** WHAT IS REQUIRED **
Extract the full listing below without altering a single character.

** THE RECORDS **
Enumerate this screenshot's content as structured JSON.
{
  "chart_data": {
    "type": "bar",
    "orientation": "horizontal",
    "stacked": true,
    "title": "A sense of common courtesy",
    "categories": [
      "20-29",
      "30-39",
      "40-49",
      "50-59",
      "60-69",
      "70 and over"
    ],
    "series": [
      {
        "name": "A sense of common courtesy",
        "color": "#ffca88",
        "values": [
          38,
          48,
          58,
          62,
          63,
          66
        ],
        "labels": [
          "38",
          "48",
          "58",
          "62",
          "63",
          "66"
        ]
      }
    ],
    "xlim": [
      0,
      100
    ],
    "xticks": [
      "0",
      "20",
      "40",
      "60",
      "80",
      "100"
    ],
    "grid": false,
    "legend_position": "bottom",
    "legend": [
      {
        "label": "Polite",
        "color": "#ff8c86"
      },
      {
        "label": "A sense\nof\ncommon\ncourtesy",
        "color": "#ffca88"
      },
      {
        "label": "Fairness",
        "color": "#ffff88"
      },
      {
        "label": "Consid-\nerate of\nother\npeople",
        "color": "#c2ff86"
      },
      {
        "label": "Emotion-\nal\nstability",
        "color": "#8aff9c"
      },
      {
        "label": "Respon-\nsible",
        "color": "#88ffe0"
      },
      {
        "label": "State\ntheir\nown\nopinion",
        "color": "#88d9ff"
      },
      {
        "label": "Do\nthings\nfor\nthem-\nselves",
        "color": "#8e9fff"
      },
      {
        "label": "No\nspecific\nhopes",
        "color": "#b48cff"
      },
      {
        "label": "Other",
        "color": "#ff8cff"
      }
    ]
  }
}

** RESPONSE TO THE EXERCISE **
Enumerate this screenshot's content as structured JSON.
{
  "chart_data": {
    "type": "bar",
    "orientation": "horizontal",
    "stacked": true,
    "title": "A sense of common courtesy",
    "categories": [
      "20-29",
      "30-39",
      "40-49",
      "50-59",
      "60-69",
      "70 and over"
    ],
    "series": [
      {
        "name": "A sense of common courtesy",
        "color": "#ffca88",
        "values": [
          38,
          48,
          58,
          62,
          63,
          66
        ],
        "labels": [
          "38",
          "48",
          "58",
          "62",
          "63",
          "66"
        ]
      }
    ],
    "xlim": [
      0,
      100
    ],
    "xticks": [
      "0",
      "20",
      "40",
      "60",
      "80",
      "100"
    ],
    "grid": false,
    "legend_position": "bottom",
    "legend": [
      {
        "label": "Polite",
        "color": "#ff8c86"
      },
      {
        "label": "A sense\nof\ncommon\ncourtesy",
        "color": "#ffca88"
      },
      {
        "label": "Fairness",
        "color": "#ffff88"
      },
      {
        "label": "Consid-\nerate of\nother\npeople",
        "color": "#c2ff86"
      },
      {
        "label": "Emotion-\nal\nstability",
        "color": "#8aff9c"
      },
      {
        "label": "Respon-\nsible",
        "color": "#88ffe0"
      },
      {
        "label": "State\ntheir\nown\nopinion",
        "color": "#88d9ff"
      },
      {
        "label": "Do\nthings\nfor\nthem-\nselves",
        "color": "#8e9fff"
      },
      {
        "label": "No\nspecific\nhopes",
        "color": "#b48cff"
      },
      {
        "label": "Other",
        "color": "#ff8cff"
      }
    ]
  }
}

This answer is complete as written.